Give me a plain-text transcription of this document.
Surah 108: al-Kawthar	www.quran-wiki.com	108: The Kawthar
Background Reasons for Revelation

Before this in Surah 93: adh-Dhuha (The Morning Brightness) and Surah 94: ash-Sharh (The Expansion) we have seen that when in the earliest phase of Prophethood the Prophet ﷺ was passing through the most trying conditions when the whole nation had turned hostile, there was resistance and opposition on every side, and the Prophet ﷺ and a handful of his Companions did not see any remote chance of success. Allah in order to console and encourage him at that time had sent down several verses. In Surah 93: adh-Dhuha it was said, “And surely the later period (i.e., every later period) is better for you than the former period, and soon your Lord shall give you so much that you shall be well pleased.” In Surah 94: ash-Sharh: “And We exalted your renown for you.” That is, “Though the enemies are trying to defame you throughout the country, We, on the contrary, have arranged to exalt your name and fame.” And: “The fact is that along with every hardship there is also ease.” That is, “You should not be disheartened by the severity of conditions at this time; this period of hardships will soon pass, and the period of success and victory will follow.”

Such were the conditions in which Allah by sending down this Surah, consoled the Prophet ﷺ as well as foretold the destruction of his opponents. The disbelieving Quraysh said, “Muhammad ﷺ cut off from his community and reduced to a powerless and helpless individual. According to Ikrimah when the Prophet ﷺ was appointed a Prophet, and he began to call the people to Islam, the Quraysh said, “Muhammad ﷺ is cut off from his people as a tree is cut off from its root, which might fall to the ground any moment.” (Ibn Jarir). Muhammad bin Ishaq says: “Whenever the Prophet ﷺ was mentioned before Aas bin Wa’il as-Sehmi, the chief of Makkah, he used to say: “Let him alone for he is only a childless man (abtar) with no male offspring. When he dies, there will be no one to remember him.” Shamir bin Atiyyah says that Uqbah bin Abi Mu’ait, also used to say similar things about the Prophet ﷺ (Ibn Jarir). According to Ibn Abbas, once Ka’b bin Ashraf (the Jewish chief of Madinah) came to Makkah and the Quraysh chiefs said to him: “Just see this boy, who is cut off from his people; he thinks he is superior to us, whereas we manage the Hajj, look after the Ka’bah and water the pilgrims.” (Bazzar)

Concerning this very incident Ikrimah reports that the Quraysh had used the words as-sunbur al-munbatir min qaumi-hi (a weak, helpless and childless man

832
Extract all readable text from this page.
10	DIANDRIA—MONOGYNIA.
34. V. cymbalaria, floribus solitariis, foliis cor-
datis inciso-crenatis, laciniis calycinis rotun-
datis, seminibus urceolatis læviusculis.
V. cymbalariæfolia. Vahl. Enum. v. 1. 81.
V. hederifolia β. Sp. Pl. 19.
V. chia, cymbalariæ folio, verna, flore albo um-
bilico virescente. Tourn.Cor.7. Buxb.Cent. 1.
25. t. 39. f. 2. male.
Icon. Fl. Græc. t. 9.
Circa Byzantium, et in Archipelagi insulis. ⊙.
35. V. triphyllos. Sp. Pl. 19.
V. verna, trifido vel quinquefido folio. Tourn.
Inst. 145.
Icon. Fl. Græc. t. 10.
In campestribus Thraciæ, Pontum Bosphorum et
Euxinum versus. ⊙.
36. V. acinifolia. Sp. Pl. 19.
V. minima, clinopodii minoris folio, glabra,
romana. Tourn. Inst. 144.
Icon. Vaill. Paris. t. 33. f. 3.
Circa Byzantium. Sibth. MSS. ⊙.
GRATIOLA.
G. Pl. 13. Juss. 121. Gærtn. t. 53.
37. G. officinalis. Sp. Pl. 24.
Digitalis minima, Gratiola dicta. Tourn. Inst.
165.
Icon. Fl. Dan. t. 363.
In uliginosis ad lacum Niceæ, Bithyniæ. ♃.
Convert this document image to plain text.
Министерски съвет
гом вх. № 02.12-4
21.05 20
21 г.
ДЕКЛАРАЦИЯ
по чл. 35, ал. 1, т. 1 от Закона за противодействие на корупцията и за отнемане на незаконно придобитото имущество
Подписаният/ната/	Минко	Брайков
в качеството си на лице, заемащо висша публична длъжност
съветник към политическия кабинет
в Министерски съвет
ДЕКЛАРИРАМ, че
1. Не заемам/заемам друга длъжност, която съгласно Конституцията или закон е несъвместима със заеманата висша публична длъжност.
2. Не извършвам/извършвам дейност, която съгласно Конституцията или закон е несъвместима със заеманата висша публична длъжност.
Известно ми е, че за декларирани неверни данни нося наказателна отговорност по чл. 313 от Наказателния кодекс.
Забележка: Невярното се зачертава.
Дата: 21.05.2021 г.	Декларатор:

━━━━━━━━━━

→ **Given problem**:
Print all of the entries exactly as they appear.

→ **Exercise output**:
Give me a plain-text transcription of this document.
Surah 108: al-Kawthar	www.quran-wiki.com	108: The Kawthar
Background Reasons for Revelation

Before this in Surah 93: adh-Dhuha (The Morning Brightness) and Surah 94: ash-Sharh (The Expansion) we have seen that when in the earliest phase of Prophethood the Prophet ﷺ was passing through the most trying conditions when the whole nation had turned hostile, there was resistance and opposition on every side, and the Prophet ﷺ and a handful of his Companions did not see any remote chance of success. Allah in order to console and encourage him at that time had sent down several verses. In Surah 93: adh-Dhuha it was said, “And surely the later period (i.e., every later period) is better for you than the former period, and soon your Lord shall give you so much that you shall be well pleased.” In Surah 94: ash-Sharh: “And We exalted your renown for you.” That is, “Though the enemies are trying to defame you throughout the country, We, on the contrary, have arranged to exalt your name and fame.” And: “The fact is that along with every hardship there is also ease.” That is, “You should not be disheartened by the severity of conditions at this time; this period of hardships will soon pass, and the period of success and victory will follow.”

Such were the conditions in which Allah by sending down this Surah, consoled the Prophet ﷺ as well as foretold the destruction of his opponents. The disbelieving Quraysh said, “Muhammad ﷺ cut off from his community and reduced to a powerless and helpless individual. According to Ikrimah when the Prophet ﷺ was appointed a Prophet, and he began to call the people to Islam, the Quraysh said, “Muhammad ﷺ is cut off from his people as a tree is cut off from its root, which might fall to the ground any moment.” (Ibn Jarir). Muhammad bin Ishaq says: “Whenever the Prophet ﷺ was mentioned before Aas bin Wa’il as-Sehmi, the chief of Makkah, he used to say: “Let him alone for he is only a childless man (abtar) with no male offspring. When he dies, there will be no one to remember him.” Shamir bin Atiyyah says that Uqbah bin Abi Mu’ait, also used to say similar things about the Prophet ﷺ (Ibn Jarir). According to Ibn Abbas, once Ka’b bin Ashraf (the Jewish chief of Madinah) came to Makkah and the Quraysh chiefs said to him: “Just see this boy, who is cut off from his people; he thinks he is superior to us, whereas we manage the Hajj, look after the Ka’bah and water the pilgrims.” (Bazzar)

Concerning this very incident Ikrimah reports that the Quraysh had used the words as-sunbur al-munbatir min qaumi-hi (a weak, helpless and childless man

832
Extract all readable text from this page.
10	DIANDRIA—MONOGYNIA.
34. V. cymbalaria, floribus solitariis, foliis cor-
datis inciso-crenatis, laciniis calycinis rotun-
datis, seminibus urceolatis læviusculis.
V. cymbalariæfolia. Vahl. Enum. v. 1. 81.
V. hederifolia β. Sp. Pl. 19.
V. chia, cymbalariæ folio, verna, flore albo um-
bilico virescente. Tourn.Cor.7. Buxb.Cent. 1.
25. t. 39. f. 2. male.
Icon. Fl. Græc. t. 9.
Circa Byzantium, et in Archipelagi insulis. ⊙.
35. V. triphyllos. Sp. Pl. 19.
V. verna, trifido vel quinquefido folio. Tourn.
Inst. 145.
Icon. Fl. Græc. t. 10.
In campestribus Thraciæ, Pontum Bosphorum et
Euxinum versus. ⊙.
36. V. acinifolia. Sp. Pl. 19.
V. minima, clinopodii minoris folio, glabra,
romana. Tourn. Inst. 144.
Icon. Vaill. Paris. t. 33. f. 3.
Circa Byzantium. Sibth. MSS. ⊙.
GRATIOLA.
G. Pl. 13. Juss. 121. Gærtn. t. 53.
37. G. officinalis. Sp. Pl. 24.
Digitalis minima, Gratiola dicta. Tourn. Inst.
165.
Icon. Fl. Dan. t. 363.
In uliginosis ad lacum Niceæ, Bithyniæ. ♃.
Convert this document image to plain text.
Министерски съвет
гом вх. № 02.12-4
21.05 20
21 г.
ДЕКЛАРАЦИЯ
по чл. 35, ал. 1, т. 1 от Закона за противодействие на корупцията и за отнемане на незаконно придобитото имущество
Подписаният/ната/	Минко	Брайков
в качеството си на лице, заемащо висша публична длъжност
съветник към политическия кабинет
в Министерски съвет
ДЕКЛАРИРАМ, че
1. Не заемам/заемам друга длъжност, която съгласно Конституцията или закон е несъвместима със заеманата висша публична длъжност.
2. Не извършвам/извършвам дейност, която съгласно Конституцията или закон е несъвместима със заеманата висша публична длъжност.
Известно ми е, че за декларирани неверни данни нося наказателна отговорност по чл. 313 от Наказателния кодекс.
Забележка: Невярното се зачертава.
Дата: 21.05.2021 г.	Декларатор:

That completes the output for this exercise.